((

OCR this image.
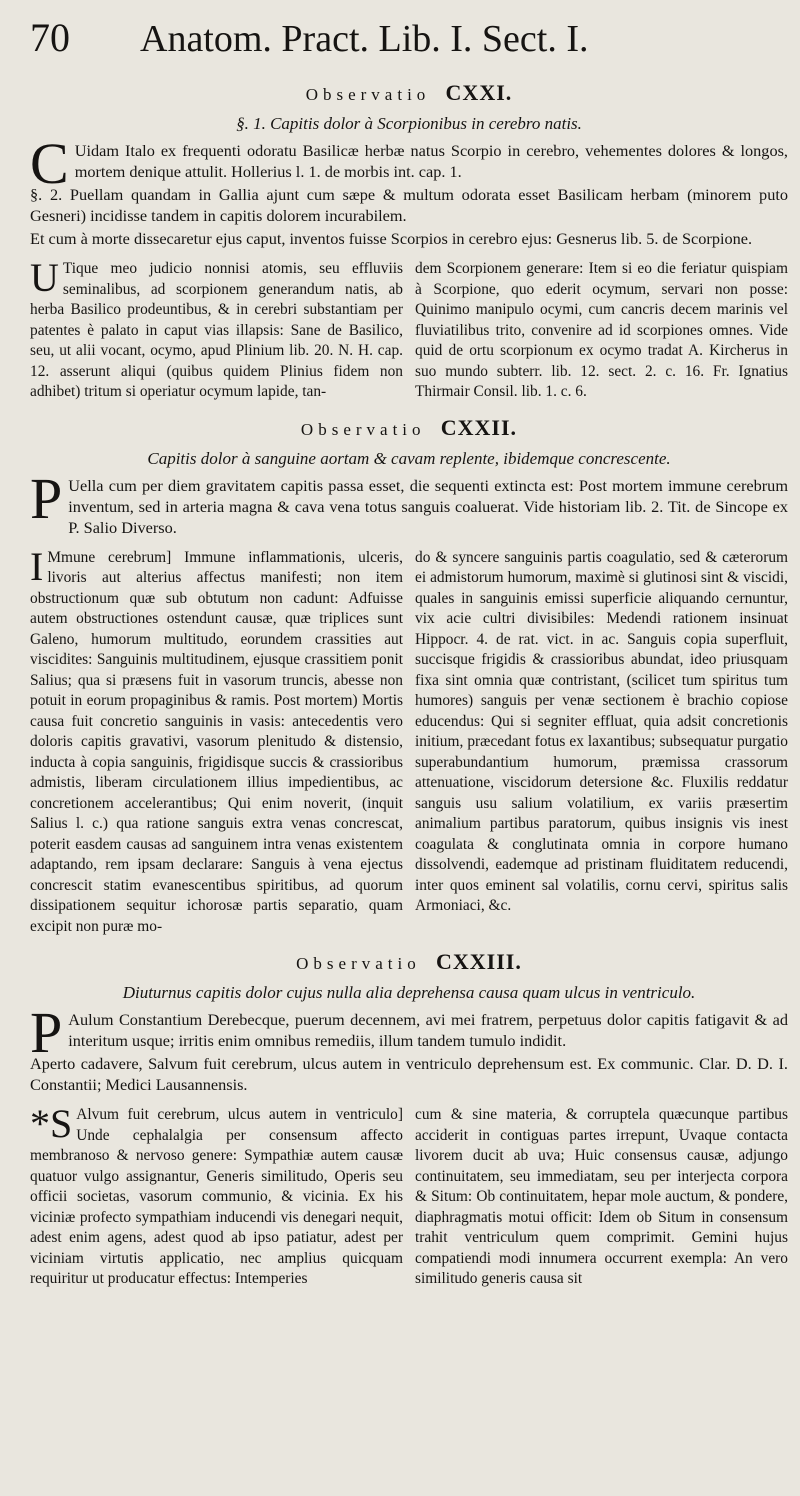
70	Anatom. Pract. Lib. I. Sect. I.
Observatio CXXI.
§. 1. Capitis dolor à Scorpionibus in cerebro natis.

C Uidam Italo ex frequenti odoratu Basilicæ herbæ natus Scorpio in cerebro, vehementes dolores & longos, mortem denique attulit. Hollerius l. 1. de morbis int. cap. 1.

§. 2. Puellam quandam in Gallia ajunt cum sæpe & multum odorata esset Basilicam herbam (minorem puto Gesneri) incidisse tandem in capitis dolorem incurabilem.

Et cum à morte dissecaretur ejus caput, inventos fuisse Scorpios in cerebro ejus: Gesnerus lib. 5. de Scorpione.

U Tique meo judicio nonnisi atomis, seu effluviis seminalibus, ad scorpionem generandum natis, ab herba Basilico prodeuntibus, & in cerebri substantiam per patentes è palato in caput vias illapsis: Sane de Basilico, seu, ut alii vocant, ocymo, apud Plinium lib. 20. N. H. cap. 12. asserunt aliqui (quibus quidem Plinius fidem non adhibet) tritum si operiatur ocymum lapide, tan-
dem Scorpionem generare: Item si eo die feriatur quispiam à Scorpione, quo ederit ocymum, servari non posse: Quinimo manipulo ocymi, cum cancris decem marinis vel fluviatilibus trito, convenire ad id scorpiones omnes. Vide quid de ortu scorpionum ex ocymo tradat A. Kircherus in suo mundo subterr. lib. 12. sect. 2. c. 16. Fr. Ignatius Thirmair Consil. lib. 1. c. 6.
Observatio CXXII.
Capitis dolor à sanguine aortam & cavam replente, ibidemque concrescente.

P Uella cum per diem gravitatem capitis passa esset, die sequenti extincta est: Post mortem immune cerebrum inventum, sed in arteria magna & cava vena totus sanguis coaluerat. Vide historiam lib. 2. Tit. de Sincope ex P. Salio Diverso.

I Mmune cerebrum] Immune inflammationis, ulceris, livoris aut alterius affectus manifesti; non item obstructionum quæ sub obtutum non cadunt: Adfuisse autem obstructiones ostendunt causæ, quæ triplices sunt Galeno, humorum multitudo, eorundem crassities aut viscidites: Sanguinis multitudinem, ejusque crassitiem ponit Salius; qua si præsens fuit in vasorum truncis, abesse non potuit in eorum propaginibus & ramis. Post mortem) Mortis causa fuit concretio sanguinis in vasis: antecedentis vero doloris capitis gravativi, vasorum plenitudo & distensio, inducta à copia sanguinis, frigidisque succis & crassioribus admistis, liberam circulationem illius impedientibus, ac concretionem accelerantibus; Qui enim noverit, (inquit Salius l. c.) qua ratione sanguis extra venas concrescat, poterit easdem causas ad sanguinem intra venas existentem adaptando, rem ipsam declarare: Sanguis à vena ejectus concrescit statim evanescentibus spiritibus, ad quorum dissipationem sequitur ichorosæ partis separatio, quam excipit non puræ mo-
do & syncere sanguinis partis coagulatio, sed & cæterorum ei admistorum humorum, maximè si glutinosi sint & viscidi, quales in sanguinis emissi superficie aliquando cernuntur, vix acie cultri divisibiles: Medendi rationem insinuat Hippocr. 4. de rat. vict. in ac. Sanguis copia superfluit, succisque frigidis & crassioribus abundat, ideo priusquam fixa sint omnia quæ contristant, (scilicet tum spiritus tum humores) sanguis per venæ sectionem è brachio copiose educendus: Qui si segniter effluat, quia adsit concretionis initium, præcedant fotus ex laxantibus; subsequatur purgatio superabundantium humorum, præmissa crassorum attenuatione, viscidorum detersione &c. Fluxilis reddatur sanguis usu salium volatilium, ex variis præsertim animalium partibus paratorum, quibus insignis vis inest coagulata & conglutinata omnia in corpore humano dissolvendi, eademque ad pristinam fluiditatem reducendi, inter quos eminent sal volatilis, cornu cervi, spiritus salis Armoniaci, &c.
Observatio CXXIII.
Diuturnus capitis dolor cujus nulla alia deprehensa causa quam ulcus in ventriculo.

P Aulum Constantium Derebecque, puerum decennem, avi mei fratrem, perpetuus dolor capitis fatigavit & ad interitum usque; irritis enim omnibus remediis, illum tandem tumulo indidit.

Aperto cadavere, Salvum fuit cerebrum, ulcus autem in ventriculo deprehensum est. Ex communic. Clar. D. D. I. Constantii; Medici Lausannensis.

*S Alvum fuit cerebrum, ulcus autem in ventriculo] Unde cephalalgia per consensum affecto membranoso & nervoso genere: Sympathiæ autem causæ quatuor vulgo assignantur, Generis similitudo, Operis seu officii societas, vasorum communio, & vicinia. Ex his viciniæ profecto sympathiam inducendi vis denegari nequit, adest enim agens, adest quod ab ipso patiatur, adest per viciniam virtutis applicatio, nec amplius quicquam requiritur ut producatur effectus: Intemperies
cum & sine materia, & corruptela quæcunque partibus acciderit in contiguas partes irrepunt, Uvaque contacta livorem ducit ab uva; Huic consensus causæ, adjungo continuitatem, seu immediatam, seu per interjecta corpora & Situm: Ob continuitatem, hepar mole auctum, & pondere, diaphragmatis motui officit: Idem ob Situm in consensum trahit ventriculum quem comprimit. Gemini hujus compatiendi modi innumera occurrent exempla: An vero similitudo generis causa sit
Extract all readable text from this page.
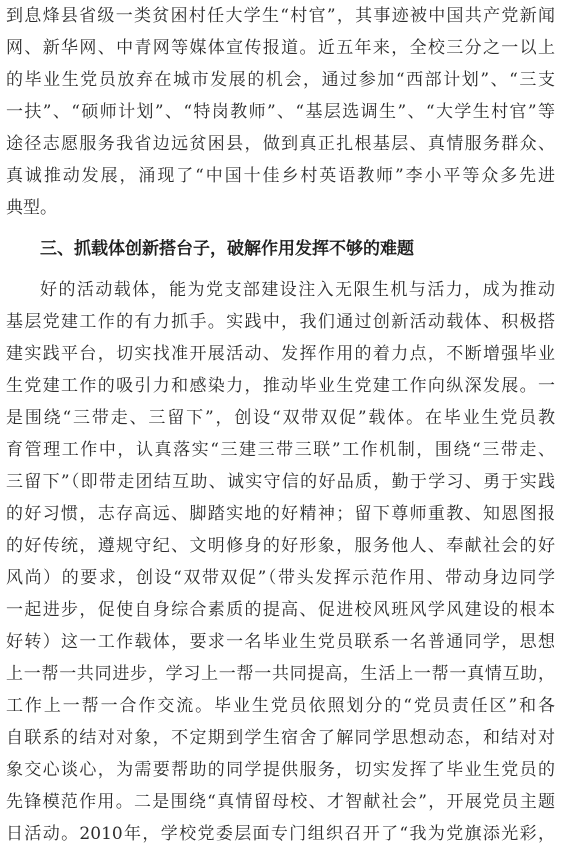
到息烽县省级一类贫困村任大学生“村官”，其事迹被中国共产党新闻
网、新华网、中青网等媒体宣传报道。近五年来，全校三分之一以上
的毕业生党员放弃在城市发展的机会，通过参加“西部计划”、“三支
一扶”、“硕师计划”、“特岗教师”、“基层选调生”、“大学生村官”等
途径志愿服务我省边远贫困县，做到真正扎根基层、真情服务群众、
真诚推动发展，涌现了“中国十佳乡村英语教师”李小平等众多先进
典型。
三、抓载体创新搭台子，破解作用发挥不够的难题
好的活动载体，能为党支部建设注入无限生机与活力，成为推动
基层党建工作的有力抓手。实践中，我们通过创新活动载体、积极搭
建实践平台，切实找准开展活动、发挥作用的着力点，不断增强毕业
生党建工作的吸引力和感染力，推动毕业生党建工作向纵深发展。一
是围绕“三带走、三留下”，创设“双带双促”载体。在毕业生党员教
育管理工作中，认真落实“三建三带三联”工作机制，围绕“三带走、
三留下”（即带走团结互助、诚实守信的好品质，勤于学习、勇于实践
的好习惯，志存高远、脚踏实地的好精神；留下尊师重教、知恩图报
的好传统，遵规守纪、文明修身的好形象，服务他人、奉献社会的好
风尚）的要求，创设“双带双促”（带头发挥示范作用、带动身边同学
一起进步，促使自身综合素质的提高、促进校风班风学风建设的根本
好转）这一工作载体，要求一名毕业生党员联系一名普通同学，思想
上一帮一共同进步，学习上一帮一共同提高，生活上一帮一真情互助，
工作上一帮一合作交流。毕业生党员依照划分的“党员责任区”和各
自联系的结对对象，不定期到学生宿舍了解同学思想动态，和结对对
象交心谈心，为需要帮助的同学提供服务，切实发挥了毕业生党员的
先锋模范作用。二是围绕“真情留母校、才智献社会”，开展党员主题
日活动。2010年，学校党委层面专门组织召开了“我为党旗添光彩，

))

TASK PROMPT => Reproduce every line of the material precisely, omitting its pictures.

OUTPUT OF THE EXERCISE =>
OCR this image.
70	Anatom. Pract. Lib. I. Sect. I.
Observatio CXXI.
§. 1. Capitis dolor à Scorpionibus in cerebro natis.

C Uidam Italo ex frequenti odoratu Basilicæ herbæ natus Scorpio in cerebro, vehementes dolores & longos, mortem denique attulit. Hollerius l. 1. de morbis int. cap. 1.

§. 2. Puellam quandam in Gallia ajunt cum sæpe & multum odorata esset Basilicam herbam (minorem puto Gesneri) incidisse tandem in capitis dolorem incurabilem.

Et cum à morte dissecaretur ejus caput, inventos fuisse Scorpios in cerebro ejus: Gesnerus lib. 5. de Scorpione.

U Tique meo judicio nonnisi atomis, seu effluviis seminalibus, ad scorpionem generandum natis, ab herba Basilico prodeuntibus, & in cerebri substantiam per patentes è palato in caput vias illapsis: Sane de Basilico, seu, ut alii vocant, ocymo, apud Plinium lib. 20. N. H. cap. 12. asserunt aliqui (quibus quidem Plinius fidem non adhibet) tritum si operiatur ocymum lapide, tan-
dem Scorpionem generare: Item si eo die feriatur quispiam à Scorpione, quo ederit ocymum, servari non posse: Quinimo manipulo ocymi, cum cancris decem marinis vel fluviatilibus trito, convenire ad id scorpiones omnes. Vide quid de ortu scorpionum ex ocymo tradat A. Kircherus in suo mundo subterr. lib. 12. sect. 2. c. 16. Fr. Ignatius Thirmair Consil. lib. 1. c. 6.
Observatio CXXII.
Capitis dolor à sanguine aortam & cavam replente, ibidemque concrescente.

P Uella cum per diem gravitatem capitis passa esset, die sequenti extincta est: Post mortem immune cerebrum inventum, sed in arteria magna & cava vena totus sanguis coaluerat. Vide historiam lib. 2. Tit. de Sincope ex P. Salio Diverso.

I Mmune cerebrum] Immune inflammationis, ulceris, livoris aut alterius affectus manifesti; non item obstructionum quæ sub obtutum non cadunt: Adfuisse autem obstructiones ostendunt causæ, quæ triplices sunt Galeno, humorum multitudo, eorundem crassities aut viscidites: Sanguinis multitudinem, ejusque crassitiem ponit Salius; qua si præsens fuit in vasorum truncis, abesse non potuit in eorum propaginibus & ramis. Post mortem) Mortis causa fuit concretio sanguinis in vasis: antecedentis vero doloris capitis gravativi, vasorum plenitudo & distensio, inducta à copia sanguinis, frigidisque succis & crassioribus admistis, liberam circulationem illius impedientibus, ac concretionem accelerantibus; Qui enim noverit, (inquit Salius l. c.) qua ratione sanguis extra venas concrescat, poterit easdem causas ad sanguinem intra venas existentem adaptando, rem ipsam declarare: Sanguis à vena ejectus concrescit statim evanescentibus spiritibus, ad quorum dissipationem sequitur ichorosæ partis separatio, quam excipit non puræ mo-
do & syncere sanguinis partis coagulatio, sed & cæterorum ei admistorum humorum, maximè si glutinosi sint & viscidi, quales in sanguinis emissi superficie aliquando cernuntur, vix acie cultri divisibiles: Medendi rationem insinuat Hippocr. 4. de rat. vict. in ac. Sanguis copia superfluit, succisque frigidis & crassioribus abundat, ideo priusquam fixa sint omnia quæ contristant, (scilicet tum spiritus tum humores) sanguis per venæ sectionem è brachio copiose educendus: Qui si segniter effluat, quia adsit concretionis initium, præcedant fotus ex laxantibus; subsequatur purgatio superabundantium humorum, præmissa crassorum attenuatione, viscidorum detersione &c. Fluxilis reddatur sanguis usu salium volatilium, ex variis præsertim animalium partibus paratorum, quibus insignis vis inest coagulata & conglutinata omnia in corpore humano dissolvendi, eademque ad pristinam fluiditatem reducendi, inter quos eminent sal volatilis, cornu cervi, spiritus salis Armoniaci, &c.
Observatio CXXIII.
Diuturnus capitis dolor cujus nulla alia deprehensa causa quam ulcus in ventriculo.

P Aulum Constantium Derebecque, puerum decennem, avi mei fratrem, perpetuus dolor capitis fatigavit & ad interitum usque; irritis enim omnibus remediis, illum tandem tumulo indidit.

Aperto cadavere, Salvum fuit cerebrum, ulcus autem in ventriculo deprehensum est. Ex communic. Clar. D. D. I. Constantii; Medici Lausannensis.

*S Alvum fuit cerebrum, ulcus autem in ventriculo] Unde cephalalgia per consensum affecto membranoso & nervoso genere: Sympathiæ autem causæ quatuor vulgo assignantur, Generis similitudo, Operis seu officii societas, vasorum communio, & vicinia. Ex his viciniæ profecto sympathiam inducendi vis denegari nequit, adest enim agens, adest quod ab ipso patiatur, adest per viciniam virtutis applicatio, nec amplius quicquam requiritur ut producatur effectus: Intemperies
cum & sine materia, & corruptela quæcunque partibus acciderit in contiguas partes irrepunt, Uvaque contacta livorem ducit ab uva; Huic consensus causæ, adjungo continuitatem, seu immediatam, seu per interjecta corpora & Situm: Ob continuitatem, hepar mole auctum, & pondere, diaphragmatis motui officit: Idem ob Situm in consensum trahit ventriculum quem comprimit. Gemini hujus compatiendi modi innumera occurrent exempla: An vero similitudo generis causa sit
Extract all readable text from this page.
到息烽县省级一类贫困村任大学生“村官”，其事迹被中国共产党新闻
网、新华网、中青网等媒体宣传报道。近五年来，全校三分之一以上
的毕业生党员放弃在城市发展的机会，通过参加“西部计划”、“三支
一扶”、“硕师计划”、“特岗教师”、“基层选调生”、“大学生村官”等
途径志愿服务我省边远贫困县，做到真正扎根基层、真情服务群众、
真诚推动发展，涌现了“中国十佳乡村英语教师”李小平等众多先进
典型。
三、抓载体创新搭台子，破解作用发挥不够的难题
好的活动载体，能为党支部建设注入无限生机与活力，成为推动
基层党建工作的有力抓手。实践中，我们通过创新活动载体、积极搭
建实践平台，切实找准开展活动、发挥作用的着力点，不断增强毕业
生党建工作的吸引力和感染力，推动毕业生党建工作向纵深发展。一
是围绕“三带走、三留下”，创设“双带双促”载体。在毕业生党员教
育管理工作中，认真落实“三建三带三联”工作机制，围绕“三带走、
三留下”（即带走团结互助、诚实守信的好品质，勤于学习、勇于实践
的好习惯，志存高远、脚踏实地的好精神；留下尊师重教、知恩图报
的好传统，遵规守纪、文明修身的好形象，服务他人、奉献社会的好
风尚）的要求，创设“双带双促”（带头发挥示范作用、带动身边同学
一起进步，促使自身综合素质的提高、促进校风班风学风建设的根本
好转）这一工作载体，要求一名毕业生党员联系一名普通同学，思想
上一帮一共同进步，学习上一帮一共同提高，生活上一帮一真情互助，
工作上一帮一合作交流。毕业生党员依照划分的“党员责任区”和各
自联系的结对对象，不定期到学生宿舍了解同学思想动态，和结对对
象交心谈心，为需要帮助的同学提供服务，切实发挥了毕业生党员的
先锋模范作用。二是围绕“真情留母校、才智献社会”，开展党员主题
日活动。2010年，学校党委层面专门组织召开了“我为党旗添光彩，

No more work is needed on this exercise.